— START —

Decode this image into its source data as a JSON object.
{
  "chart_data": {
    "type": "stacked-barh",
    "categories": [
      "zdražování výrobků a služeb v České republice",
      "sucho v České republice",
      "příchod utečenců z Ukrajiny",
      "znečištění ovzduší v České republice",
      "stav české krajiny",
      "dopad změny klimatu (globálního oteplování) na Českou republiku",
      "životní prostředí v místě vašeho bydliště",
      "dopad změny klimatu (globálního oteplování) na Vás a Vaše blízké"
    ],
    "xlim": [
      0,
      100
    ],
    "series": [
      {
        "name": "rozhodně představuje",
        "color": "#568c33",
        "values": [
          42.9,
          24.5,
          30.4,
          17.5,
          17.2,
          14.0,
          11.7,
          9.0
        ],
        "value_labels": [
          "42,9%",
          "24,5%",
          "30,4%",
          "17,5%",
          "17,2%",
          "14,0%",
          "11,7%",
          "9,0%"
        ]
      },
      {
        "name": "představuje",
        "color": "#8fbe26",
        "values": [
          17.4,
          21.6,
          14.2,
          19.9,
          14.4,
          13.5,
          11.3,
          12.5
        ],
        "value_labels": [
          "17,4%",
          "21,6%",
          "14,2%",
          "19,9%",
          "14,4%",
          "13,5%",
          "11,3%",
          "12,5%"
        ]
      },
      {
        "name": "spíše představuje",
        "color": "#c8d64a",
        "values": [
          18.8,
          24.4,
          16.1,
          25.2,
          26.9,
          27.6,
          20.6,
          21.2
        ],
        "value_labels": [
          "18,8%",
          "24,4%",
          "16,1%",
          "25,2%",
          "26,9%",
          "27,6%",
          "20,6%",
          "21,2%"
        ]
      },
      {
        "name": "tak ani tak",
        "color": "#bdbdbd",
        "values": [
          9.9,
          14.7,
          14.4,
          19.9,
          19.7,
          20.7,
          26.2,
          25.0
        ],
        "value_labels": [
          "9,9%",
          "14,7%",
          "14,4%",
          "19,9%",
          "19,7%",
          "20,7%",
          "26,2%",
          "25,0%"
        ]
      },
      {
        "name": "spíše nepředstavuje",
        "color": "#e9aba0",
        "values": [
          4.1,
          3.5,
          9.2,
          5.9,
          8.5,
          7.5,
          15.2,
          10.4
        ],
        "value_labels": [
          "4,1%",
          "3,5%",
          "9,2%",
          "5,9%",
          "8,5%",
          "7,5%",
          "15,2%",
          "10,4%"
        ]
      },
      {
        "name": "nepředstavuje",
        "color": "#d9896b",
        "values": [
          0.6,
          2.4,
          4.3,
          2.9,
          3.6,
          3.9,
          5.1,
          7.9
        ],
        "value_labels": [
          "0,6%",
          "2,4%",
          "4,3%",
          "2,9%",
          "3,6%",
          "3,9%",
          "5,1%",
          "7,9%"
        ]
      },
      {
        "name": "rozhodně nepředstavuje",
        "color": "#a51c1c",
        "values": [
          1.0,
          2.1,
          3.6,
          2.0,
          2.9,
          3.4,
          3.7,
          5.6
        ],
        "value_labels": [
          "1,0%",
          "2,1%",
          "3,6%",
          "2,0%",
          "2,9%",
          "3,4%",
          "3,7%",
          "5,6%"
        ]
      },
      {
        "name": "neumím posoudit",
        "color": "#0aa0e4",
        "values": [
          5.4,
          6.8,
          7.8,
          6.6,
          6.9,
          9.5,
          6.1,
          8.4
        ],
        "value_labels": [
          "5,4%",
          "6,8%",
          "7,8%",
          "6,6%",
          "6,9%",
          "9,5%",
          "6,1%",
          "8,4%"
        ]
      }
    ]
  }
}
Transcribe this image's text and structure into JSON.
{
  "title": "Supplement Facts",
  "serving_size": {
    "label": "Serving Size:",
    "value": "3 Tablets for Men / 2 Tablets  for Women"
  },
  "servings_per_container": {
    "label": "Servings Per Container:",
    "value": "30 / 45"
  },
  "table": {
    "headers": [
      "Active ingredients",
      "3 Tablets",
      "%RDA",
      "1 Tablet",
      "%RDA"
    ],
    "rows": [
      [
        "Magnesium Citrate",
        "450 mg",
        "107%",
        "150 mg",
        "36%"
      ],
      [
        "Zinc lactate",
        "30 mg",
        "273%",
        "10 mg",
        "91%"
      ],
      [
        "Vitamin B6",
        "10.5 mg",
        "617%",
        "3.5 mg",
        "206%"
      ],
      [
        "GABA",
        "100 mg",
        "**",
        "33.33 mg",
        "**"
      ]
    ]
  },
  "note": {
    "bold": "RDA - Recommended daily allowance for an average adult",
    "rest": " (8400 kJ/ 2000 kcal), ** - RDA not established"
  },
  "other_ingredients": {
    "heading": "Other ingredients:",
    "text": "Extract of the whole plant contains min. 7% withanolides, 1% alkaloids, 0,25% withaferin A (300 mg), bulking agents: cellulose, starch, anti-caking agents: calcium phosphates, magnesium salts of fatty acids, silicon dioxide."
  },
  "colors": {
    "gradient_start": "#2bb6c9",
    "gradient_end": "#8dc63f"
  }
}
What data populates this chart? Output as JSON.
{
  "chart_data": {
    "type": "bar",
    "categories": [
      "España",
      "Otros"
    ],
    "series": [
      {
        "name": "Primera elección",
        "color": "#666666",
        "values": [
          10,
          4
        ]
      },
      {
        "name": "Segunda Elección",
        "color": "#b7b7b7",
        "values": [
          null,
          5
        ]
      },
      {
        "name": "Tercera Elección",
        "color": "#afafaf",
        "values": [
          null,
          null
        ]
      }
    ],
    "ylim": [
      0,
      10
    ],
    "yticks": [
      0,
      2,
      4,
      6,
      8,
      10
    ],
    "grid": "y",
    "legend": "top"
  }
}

— END —

• _Task requirements_: Write out the whole listing again. Match it word for word.

• _Exercise output_:
Decode this image into its source data as a JSON object.
{
  "chart_data": {
    "type": "stacked-barh",
    "categories": [
      "zdražování výrobků a služeb v České republice",
      "sucho v České republice",
      "příchod utečenců z Ukrajiny",
      "znečištění ovzduší v České republice",
      "stav české krajiny",
      "dopad změny klimatu (globálního oteplování) na Českou republiku",
      "životní prostředí v místě vašeho bydliště",
      "dopad změny klimatu (globálního oteplování) na Vás a Vaše blízké"
    ],
    "xlim": [
      0,
      100
    ],
    "series": [
      {
        "name": "rozhodně představuje",
        "color": "#568c33",
        "values": [
          42.9,
          24.5,
          30.4,
          17.5,
          17.2,
          14.0,
          11.7,
          9.0
        ],
        "value_labels": [
          "42,9%",
          "24,5%",
          "30,4%",
          "17,5%",
          "17,2%",
          "14,0%",
          "11,7%",
          "9,0%"
        ]
      },
      {
        "name": "představuje",
        "color": "#8fbe26",
        "values": [
          17.4,
          21.6,
          14.2,
          19.9,
          14.4,
          13.5,
          11.3,
          12.5
        ],
        "value_labels": [
          "17,4%",
          "21,6%",
          "14,2%",
          "19,9%",
          "14,4%",
          "13,5%",
          "11,3%",
          "12,5%"
        ]
      },
      {
        "name": "spíše představuje",
        "color": "#c8d64a",
        "values": [
          18.8,
          24.4,
          16.1,
          25.2,
          26.9,
          27.6,
          20.6,
          21.2
        ],
        "value_labels": [
          "18,8%",
          "24,4%",
          "16,1%",
          "25,2%",
          "26,9%",
          "27,6%",
          "20,6%",
          "21,2%"
        ]
      },
      {
        "name": "tak ani tak",
        "color": "#bdbdbd",
        "values": [
          9.9,
          14.7,
          14.4,
          19.9,
          19.7,
          20.7,
          26.2,
          25.0
        ],
        "value_labels": [
          "9,9%",
          "14,7%",
          "14,4%",
          "19,9%",
          "19,7%",
          "20,7%",
          "26,2%",
          "25,0%"
        ]
      },
      {
        "name": "spíše nepředstavuje",
        "color": "#e9aba0",
        "values": [
          4.1,
          3.5,
          9.2,
          5.9,
          8.5,
          7.5,
          15.2,
          10.4
        ],
        "value_labels": [
          "4,1%",
          "3,5%",
          "9,2%",
          "5,9%",
          "8,5%",
          "7,5%",
          "15,2%",
          "10,4%"
        ]
      },
      {
        "name": "nepředstavuje",
        "color": "#d9896b",
        "values": [
          0.6,
          2.4,
          4.3,
          2.9,
          3.6,
          3.9,
          5.1,
          7.9
        ],
        "value_labels": [
          "0,6%",
          "2,4%",
          "4,3%",
          "2,9%",
          "3,6%",
          "3,9%",
          "5,1%",
          "7,9%"
        ]
      },
      {
        "name": "rozhodně nepředstavuje",
        "color": "#a51c1c",
        "values": [
          1.0,
          2.1,
          3.6,
          2.0,
          2.9,
          3.4,
          3.7,
          5.6
        ],
        "value_labels": [
          "1,0%",
          "2,1%",
          "3,6%",
          "2,0%",
          "2,9%",
          "3,4%",
          "3,7%",
          "5,6%"
        ]
      },
      {
        "name": "neumím posoudit",
        "color": "#0aa0e4",
        "values": [
          5.4,
          6.8,
          7.8,
          6.6,
          6.9,
          9.5,
          6.1,
          8.4
        ],
        "value_labels": [
          "5,4%",
          "6,8%",
          "7,8%",
          "6,6%",
          "6,9%",
          "9,5%",
          "6,1%",
          "8,4%"
        ]
      }
    ]
  }
}
Transcribe this image's text and structure into JSON.
{
  "title": "Supplement Facts",
  "serving_size": {
    "label": "Serving Size:",
    "value": "3 Tablets for Men / 2 Tablets  for Women"
  },
  "servings_per_container": {
    "label": "Servings Per Container:",
    "value": "30 / 45"
  },
  "table": {
    "headers": [
      "Active ingredients",
      "3 Tablets",
      "%RDA",
      "1 Tablet",
      "%RDA"
    ],
    "rows": [
      [
        "Magnesium Citrate",
        "450 mg",
        "107%",
        "150 mg",
        "36%"
      ],
      [
        "Zinc lactate",
        "30 mg",
        "273%",
        "10 mg",
        "91%"
      ],
      [
        "Vitamin B6",
        "10.5 mg",
        "617%",
        "3.5 mg",
        "206%"
      ],
      [
        "GABA",
        "100 mg",
        "**",
        "33.33 mg",
        "**"
      ]
    ]
  },
  "note": {
    "bold": "RDA - Recommended daily allowance for an average adult",
    "rest": " (8400 kJ/ 2000 kcal), ** - RDA not established"
  },
  "other_ingredients": {
    "heading": "Other ingredients:",
    "text": "Extract of the whole plant contains min. 7% withanolides, 1% alkaloids, 0,25% withaferin A (300 mg), bulking agents: cellulose, starch, anti-caking agents: calcium phosphates, magnesium salts of fatty acids, silicon dioxide."
  },
  "colors": {
    "gradient_start": "#2bb6c9",
    "gradient_end": "#8dc63f"
  }
}
What data populates this chart? Output as JSON.
{
  "chart_data": {
    "type": "bar",
    "categories": [
      "España",
      "Otros"
    ],
    "series": [
      {
        "name": "Primera elección",
        "color": "#666666",
        "values": [
          10,
          4
        ]
      },
      {
        "name": "Segunda Elección",
        "color": "#b7b7b7",
        "values": [
          null,
          5
        ]
      },
      {
        "name": "Tercera Elección",
        "color": "#afafaf",
        "values": [
          null,
          null
        ]
      }
    ],
    "ylim": [
      0,
      10
    ],
    "yticks": [
      0,
      2,
      4,
      6,
      8,
      10
    ],
    "grid": "y",
    "legend": "top"
  }
}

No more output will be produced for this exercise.